Task to carry out: Repeat all the material exactly; pictures stay out of your copy.

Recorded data
• • •

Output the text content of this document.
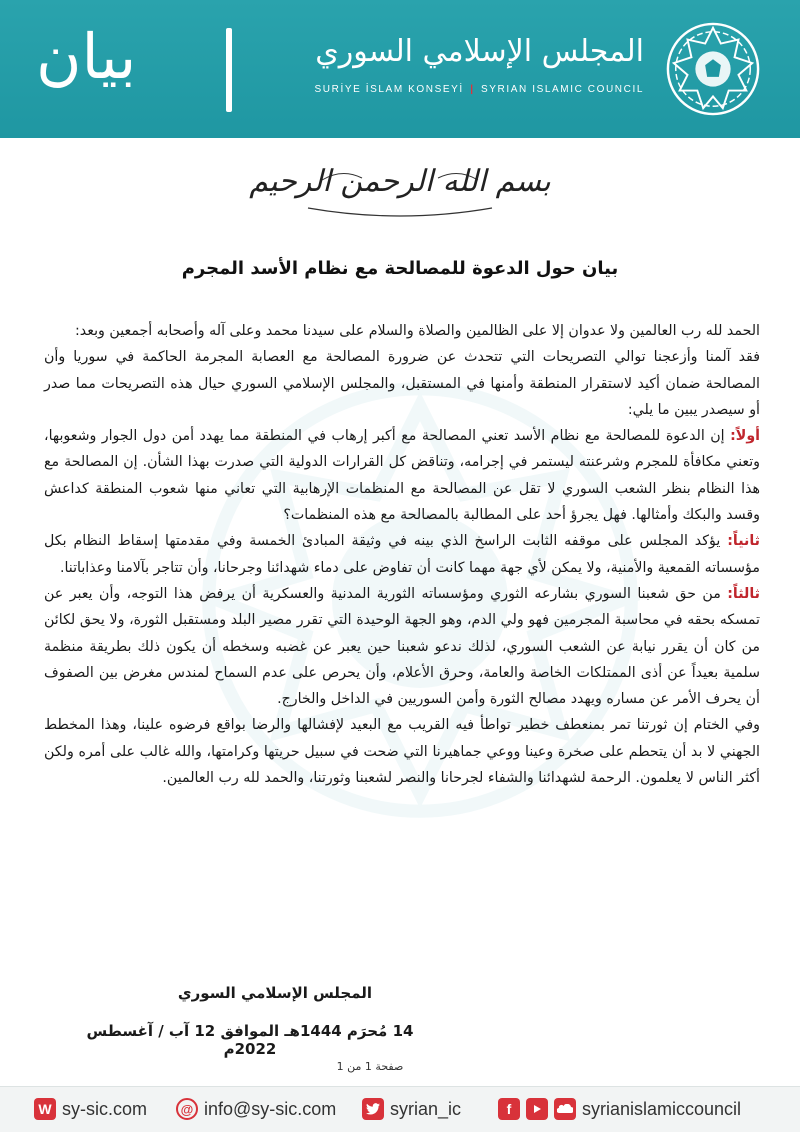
المجلس الإسلامي السوري
SURİYE İSLAM KONSEYİ | SYRIAN ISLAMIC COUNCIL
بيان
بسم الله الرحمن الرحيم
بيان حول الدعوة للمصالحة مع نظام الأسد المجرم

الحمد لله رب العالمين ولا عدوان إلا على الظالمين والصلاة والسلام على سيدنا محمد وعلى آله وأصحابه أجمعين وبعد:

فقد آلمنا وأزعجنا توالي التصريحات التي تتحدث عن ضرورة المصالحة مع العصابة المجرمة الحاكمة في سوريا وأن المصالحة ضمان أكيد لاستقرار المنطقة وأمنها في المستقبل، والمجلس الإسلامي السوري حيال هذه التصريحات مما صدر أو سيصدر يبين ما يلي:

أولاً: إن الدعوة للمصالحة مع نظام الأسد تعني المصالحة مع أكبر إرهاب في المنطقة مما يهدد أمن دول الجوار وشعوبها، وتعني مكافأة للمجرم وشرعنته ليستمر في إجرامه، وتناقض كل القرارات الدولية التي صدرت بهذا الشأن. إن المصالحة مع هذا النظام بنظر الشعب السوري لا تقل عن المصالحة مع المنظمات الإرهابية التي تعاني منها شعوب المنطقة كداعش وقسد والبكك وأمثالها. فهل يجرؤ أحد على المطالبة بالمصالحة مع هذه المنظمات؟

ثانياً: يؤكد المجلس على موقفه الثابت الراسخ الذي بينه في وثيقة المبادئ الخمسة وفي مقدمتها إسقاط النظام بكل مؤسساته القمعية والأمنية، ولا يمكن لأي جهة مهما كانت أن تفاوض على دماء شهدائنا وجرحانا، وأن تتاجر بآلامنا وعذاباتنا.

ثالثاً: من حق شعبنا السوري بشارعه الثوري ومؤسساته الثورية المدنية والعسكرية أن يرفض هذا التوجه، وأن يعبر عن تمسكه بحقه في محاسبة المجرمين فهو ولي الدم، وهو الجهة الوحيدة التي تقرر مصير البلد ومستقبل الثورة، ولا يحق لكائن من كان أن يقرر نيابة عن الشعب السوري، لذلك ندعو شعبنا حين يعبر عن غضبه وسخطه أن يكون ذلك بطريقة منظمة سلمية بعيداً عن أذى الممتلكات الخاصة والعامة، وحرق الأعلام، وأن يحرص على عدم السماح لمندس مغرض بين الصفوف أن يحرف الأمر عن مساره ويهدد مصالح الثورة وأمن السوريين في الداخل والخارج.

وفي الختام إن ثورتنا تمر بمنعطف خطير تواطأ فيه القريب مع البعيد لإفشالها والرضا بواقع فرضوه علينا، وهذا المخطط الجهني لا بد أن يتحطم على صخرة وعينا ووعي جماهيرنا التي ضحت في سبيل حريتها وكرامتها، والله غالب على أمره ولكن أكثر الناس لا يعلمون. الرحمة لشهدائنا والشفاء لجرحانا والنصر لشعبنا وثورتنا، والحمد لله رب العالمين.

المجلس الإسلامي السوري
14 مُحرَم 1444هـ الموافق 12 آب / آغسطس 2022م
صفحة 1 من 1
W sy-sic.com	@ info@sy-sic.com	syrian_ic	f	syrianislamiccouncil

• • •

Answer for this exercise:
Output the text content of this document.
المجلس الإسلامي السوري
SURİYE İSLAM KONSEYİ | SYRIAN ISLAMIC COUNCIL
بيان
بسم الله الرحمن الرحيم
بيان حول الدعوة للمصالحة مع نظام الأسد المجرم

الحمد لله رب العالمين ولا عدوان إلا على الظالمين والصلاة والسلام على سيدنا محمد وعلى آله وأصحابه أجمعين وبعد:

فقد آلمنا وأزعجنا توالي التصريحات التي تتحدث عن ضرورة المصالحة مع العصابة المجرمة الحاكمة في سوريا وأن المصالحة ضمان أكيد لاستقرار المنطقة وأمنها في المستقبل، والمجلس الإسلامي السوري حيال هذه التصريحات مما صدر أو سيصدر يبين ما يلي:

أولاً: إن الدعوة للمصالحة مع نظام الأسد تعني المصالحة مع أكبر إرهاب في المنطقة مما يهدد أمن دول الجوار وشعوبها، وتعني مكافأة للمجرم وشرعنته ليستمر في إجرامه، وتناقض كل القرارات الدولية التي صدرت بهذا الشأن. إن المصالحة مع هذا النظام بنظر الشعب السوري لا تقل عن المصالحة مع المنظمات الإرهابية التي تعاني منها شعوب المنطقة كداعش وقسد والبكك وأمثالها. فهل يجرؤ أحد على المطالبة بالمصالحة مع هذه المنظمات؟

ثانياً: يؤكد المجلس على موقفه الثابت الراسخ الذي بينه في وثيقة المبادئ الخمسة وفي مقدمتها إسقاط النظام بكل مؤسساته القمعية والأمنية، ولا يمكن لأي جهة مهما كانت أن تفاوض على دماء شهدائنا وجرحانا، وأن تتاجر بآلامنا وعذاباتنا.

ثالثاً: من حق شعبنا السوري بشارعه الثوري ومؤسساته الثورية المدنية والعسكرية أن يرفض هذا التوجه، وأن يعبر عن تمسكه بحقه في محاسبة المجرمين فهو ولي الدم، وهو الجهة الوحيدة التي تقرر مصير البلد ومستقبل الثورة، ولا يحق لكائن من كان أن يقرر نيابة عن الشعب السوري، لذلك ندعو شعبنا حين يعبر عن غضبه وسخطه أن يكون ذلك بطريقة منظمة سلمية بعيداً عن أذى الممتلكات الخاصة والعامة، وحرق الأعلام، وأن يحرص على عدم السماح لمندس مغرض بين الصفوف أن يحرف الأمر عن مساره ويهدد مصالح الثورة وأمن السوريين في الداخل والخارج.

وفي الختام إن ثورتنا تمر بمنعطف خطير تواطأ فيه القريب مع البعيد لإفشالها والرضا بواقع فرضوه علينا، وهذا المخطط الجهني لا بد أن يتحطم على صخرة وعينا ووعي جماهيرنا التي ضحت في سبيل حريتها وكرامتها، والله غالب على أمره ولكن أكثر الناس لا يعلمون. الرحمة لشهدائنا والشفاء لجرحانا والنصر لشعبنا وثورتنا، والحمد لله رب العالمين.

المجلس الإسلامي السوري
14 مُحرَم 1444هـ الموافق 12 آب / آغسطس 2022م
صفحة 1 من 1
W sy-sic.com	@ info@sy-sic.com	syrian_ic	f	syrianislamiccouncil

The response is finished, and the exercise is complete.